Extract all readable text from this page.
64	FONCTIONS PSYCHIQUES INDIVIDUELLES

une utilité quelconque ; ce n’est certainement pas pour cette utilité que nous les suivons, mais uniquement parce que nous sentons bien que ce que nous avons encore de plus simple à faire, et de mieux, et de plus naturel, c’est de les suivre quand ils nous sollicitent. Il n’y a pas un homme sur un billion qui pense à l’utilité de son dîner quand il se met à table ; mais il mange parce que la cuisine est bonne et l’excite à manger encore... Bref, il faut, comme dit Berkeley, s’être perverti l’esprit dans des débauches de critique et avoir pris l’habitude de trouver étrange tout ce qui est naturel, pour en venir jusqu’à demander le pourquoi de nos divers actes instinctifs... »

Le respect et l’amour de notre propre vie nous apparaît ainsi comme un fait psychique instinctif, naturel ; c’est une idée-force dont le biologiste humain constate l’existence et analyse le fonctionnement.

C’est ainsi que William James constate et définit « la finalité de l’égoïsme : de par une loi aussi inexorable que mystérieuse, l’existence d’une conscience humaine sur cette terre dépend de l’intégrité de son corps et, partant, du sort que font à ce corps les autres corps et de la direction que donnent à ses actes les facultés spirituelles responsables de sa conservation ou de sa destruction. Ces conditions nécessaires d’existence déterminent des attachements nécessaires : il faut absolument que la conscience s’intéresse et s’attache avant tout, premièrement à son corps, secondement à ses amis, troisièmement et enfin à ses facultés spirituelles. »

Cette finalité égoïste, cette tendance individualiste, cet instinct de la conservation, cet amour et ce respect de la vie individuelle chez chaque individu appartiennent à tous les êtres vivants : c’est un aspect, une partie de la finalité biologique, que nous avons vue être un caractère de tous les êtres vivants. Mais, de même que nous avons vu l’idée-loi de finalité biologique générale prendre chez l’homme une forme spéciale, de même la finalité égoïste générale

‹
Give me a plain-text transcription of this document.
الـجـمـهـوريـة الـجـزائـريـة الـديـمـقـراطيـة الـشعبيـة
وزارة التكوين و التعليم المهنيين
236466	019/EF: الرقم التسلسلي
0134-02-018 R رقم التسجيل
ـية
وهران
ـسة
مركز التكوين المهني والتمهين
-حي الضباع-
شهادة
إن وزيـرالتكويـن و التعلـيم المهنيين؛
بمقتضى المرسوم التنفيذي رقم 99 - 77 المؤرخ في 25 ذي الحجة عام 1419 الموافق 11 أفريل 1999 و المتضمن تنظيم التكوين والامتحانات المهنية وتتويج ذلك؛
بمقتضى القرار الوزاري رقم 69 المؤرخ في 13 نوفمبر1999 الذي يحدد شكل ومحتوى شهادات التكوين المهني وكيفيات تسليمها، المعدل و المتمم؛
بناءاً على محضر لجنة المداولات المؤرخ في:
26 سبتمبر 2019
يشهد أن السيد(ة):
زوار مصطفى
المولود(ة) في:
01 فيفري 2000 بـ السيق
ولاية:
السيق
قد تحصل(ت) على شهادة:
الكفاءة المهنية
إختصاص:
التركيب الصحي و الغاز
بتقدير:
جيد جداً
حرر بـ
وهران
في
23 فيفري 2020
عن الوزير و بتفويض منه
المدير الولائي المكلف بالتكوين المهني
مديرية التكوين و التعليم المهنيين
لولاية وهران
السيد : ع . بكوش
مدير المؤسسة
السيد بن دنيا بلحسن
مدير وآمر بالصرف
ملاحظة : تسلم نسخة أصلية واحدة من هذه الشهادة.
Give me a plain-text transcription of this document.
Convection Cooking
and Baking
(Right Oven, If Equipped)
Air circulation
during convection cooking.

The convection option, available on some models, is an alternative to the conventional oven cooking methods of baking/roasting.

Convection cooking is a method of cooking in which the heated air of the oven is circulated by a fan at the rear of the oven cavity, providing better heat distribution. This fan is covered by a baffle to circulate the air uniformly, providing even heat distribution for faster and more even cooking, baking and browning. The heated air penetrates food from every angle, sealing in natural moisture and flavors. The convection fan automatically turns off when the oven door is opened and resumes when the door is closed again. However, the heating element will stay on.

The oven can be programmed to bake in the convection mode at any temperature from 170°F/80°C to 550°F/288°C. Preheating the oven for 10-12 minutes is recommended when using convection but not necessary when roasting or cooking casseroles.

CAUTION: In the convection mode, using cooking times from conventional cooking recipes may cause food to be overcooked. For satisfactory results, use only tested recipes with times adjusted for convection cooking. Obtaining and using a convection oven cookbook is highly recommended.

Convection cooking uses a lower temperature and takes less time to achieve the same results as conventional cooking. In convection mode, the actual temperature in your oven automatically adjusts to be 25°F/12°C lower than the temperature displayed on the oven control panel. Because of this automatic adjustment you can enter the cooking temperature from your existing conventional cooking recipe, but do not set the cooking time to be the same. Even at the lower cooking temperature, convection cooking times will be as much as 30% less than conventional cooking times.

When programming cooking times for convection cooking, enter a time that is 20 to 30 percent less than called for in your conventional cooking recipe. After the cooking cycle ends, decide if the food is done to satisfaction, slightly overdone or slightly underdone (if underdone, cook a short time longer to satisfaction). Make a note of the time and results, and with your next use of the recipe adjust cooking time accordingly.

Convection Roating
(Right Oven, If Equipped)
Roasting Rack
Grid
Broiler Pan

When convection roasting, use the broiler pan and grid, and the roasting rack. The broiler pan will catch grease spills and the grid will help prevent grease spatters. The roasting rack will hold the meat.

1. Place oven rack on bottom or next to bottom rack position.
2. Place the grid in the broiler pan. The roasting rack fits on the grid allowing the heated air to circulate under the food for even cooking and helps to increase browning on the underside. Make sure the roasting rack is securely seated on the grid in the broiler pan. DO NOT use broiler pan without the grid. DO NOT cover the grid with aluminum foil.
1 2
==============================
EXERCISE GOAL: What is needed here is an exact reproduction of all the entries.

SOLUTION:
Extract all readable text from this page.
64	FONCTIONS PSYCHIQUES INDIVIDUELLES

une utilité quelconque ; ce n’est certainement pas pour cette utilité que nous les suivons, mais uniquement parce que nous sentons bien que ce que nous avons encore de plus simple à faire, et de mieux, et de plus naturel, c’est de les suivre quand ils nous sollicitent. Il n’y a pas un homme sur un billion qui pense à l’utilité de son dîner quand il se met à table ; mais il mange parce que la cuisine est bonne et l’excite à manger encore... Bref, il faut, comme dit Berkeley, s’être perverti l’esprit dans des débauches de critique et avoir pris l’habitude de trouver étrange tout ce qui est naturel, pour en venir jusqu’à demander le pourquoi de nos divers actes instinctifs... »

Le respect et l’amour de notre propre vie nous apparaît ainsi comme un fait psychique instinctif, naturel ; c’est une idée-force dont le biologiste humain constate l’existence et analyse le fonctionnement.

C’est ainsi que William James constate et définit « la finalité de l’égoïsme : de par une loi aussi inexorable que mystérieuse, l’existence d’une conscience humaine sur cette terre dépend de l’intégrité de son corps et, partant, du sort que font à ce corps les autres corps et de la direction que donnent à ses actes les facultés spirituelles responsables de sa conservation ou de sa destruction. Ces conditions nécessaires d’existence déterminent des attachements nécessaires : il faut absolument que la conscience s’intéresse et s’attache avant tout, premièrement à son corps, secondement à ses amis, troisièmement et enfin à ses facultés spirituelles. »

Cette finalité égoïste, cette tendance individualiste, cet instinct de la conservation, cet amour et ce respect de la vie individuelle chez chaque individu appartiennent à tous les êtres vivants : c’est un aspect, une partie de la finalité biologique, que nous avons vue être un caractère de tous les êtres vivants. Mais, de même que nous avons vu l’idée-loi de finalité biologique générale prendre chez l’homme une forme spéciale, de même la finalité égoïste générale

‹
Give me a plain-text transcription of this document.
الـجـمـهـوريـة الـجـزائـريـة الـديـمـقـراطيـة الـشعبيـة
وزارة التكوين و التعليم المهنيين
236466	019/EF: الرقم التسلسلي
0134-02-018 R رقم التسجيل
ـية
وهران
ـسة
مركز التكوين المهني والتمهين
-حي الضباع-
شهادة
إن وزيـرالتكويـن و التعلـيم المهنيين؛
بمقتضى المرسوم التنفيذي رقم 99 - 77 المؤرخ في 25 ذي الحجة عام 1419 الموافق 11 أفريل 1999 و المتضمن تنظيم التكوين والامتحانات المهنية وتتويج ذلك؛
بمقتضى القرار الوزاري رقم 69 المؤرخ في 13 نوفمبر1999 الذي يحدد شكل ومحتوى شهادات التكوين المهني وكيفيات تسليمها، المعدل و المتمم؛
بناءاً على محضر لجنة المداولات المؤرخ في:
26 سبتمبر 2019
يشهد أن السيد(ة):
زوار مصطفى
المولود(ة) في:
01 فيفري 2000 بـ السيق
ولاية:
السيق
قد تحصل(ت) على شهادة:
الكفاءة المهنية
إختصاص:
التركيب الصحي و الغاز
بتقدير:
جيد جداً
حرر بـ
وهران
في
23 فيفري 2020
عن الوزير و بتفويض منه
المدير الولائي المكلف بالتكوين المهني
مديرية التكوين و التعليم المهنيين
لولاية وهران
السيد : ع . بكوش
مدير المؤسسة
السيد بن دنيا بلحسن
مدير وآمر بالصرف
ملاحظة : تسلم نسخة أصلية واحدة من هذه الشهادة.
Give me a plain-text transcription of this document.
Convection Cooking
and Baking
(Right Oven, If Equipped)
Air circulation
during convection cooking.

The convection option, available on some models, is an alternative to the conventional oven cooking methods of baking/roasting.

Convection cooking is a method of cooking in which the heated air of the oven is circulated by a fan at the rear of the oven cavity, providing better heat distribution. This fan is covered by a baffle to circulate the air uniformly, providing even heat distribution for faster and more even cooking, baking and browning. The heated air penetrates food from every angle, sealing in natural moisture and flavors. The convection fan automatically turns off when the oven door is opened and resumes when the door is closed again. However, the heating element will stay on.

The oven can be programmed to bake in the convection mode at any temperature from 170°F/80°C to 550°F/288°C. Preheating the oven for 10-12 minutes is recommended when using convection but not necessary when roasting or cooking casseroles.

CAUTION: In the convection mode, using cooking times from conventional cooking recipes may cause food to be overcooked. For satisfactory results, use only tested recipes with times adjusted for convection cooking. Obtaining and using a convection oven cookbook is highly recommended.

Convection cooking uses a lower temperature and takes less time to achieve the same results as conventional cooking. In convection mode, the actual temperature in your oven automatically adjusts to be 25°F/12°C lower than the temperature displayed on the oven control panel. Because of this automatic adjustment you can enter the cooking temperature from your existing conventional cooking recipe, but do not set the cooking time to be the same. Even at the lower cooking temperature, convection cooking times will be as much as 30% less than conventional cooking times.

When programming cooking times for convection cooking, enter a time that is 20 to 30 percent less than called for in your conventional cooking recipe. After the cooking cycle ends, decide if the food is done to satisfaction, slightly overdone or slightly underdone (if underdone, cook a short time longer to satisfaction). Make a note of the time and results, and with your next use of the recipe adjust cooking time accordingly.

Convection Roating
(Right Oven, If Equipped)
Roasting Rack
Grid
Broiler Pan

When convection roasting, use the broiler pan and grid, and the roasting rack. The broiler pan will catch grease spills and the grid will help prevent grease spatters. The roasting rack will hold the meat.

1. Place oven rack on bottom or next to bottom rack position.
2. Place the grid in the broiler pan. The roasting rack fits on the grid allowing the heated air to circulate under the food for even cooking and helps to increase browning on the underside. Make sure the roasting rack is securely seated on the grid in the broiler pan. DO NOT use broiler pan without the grid. DO NOT cover the grid with aluminum foil.
1 2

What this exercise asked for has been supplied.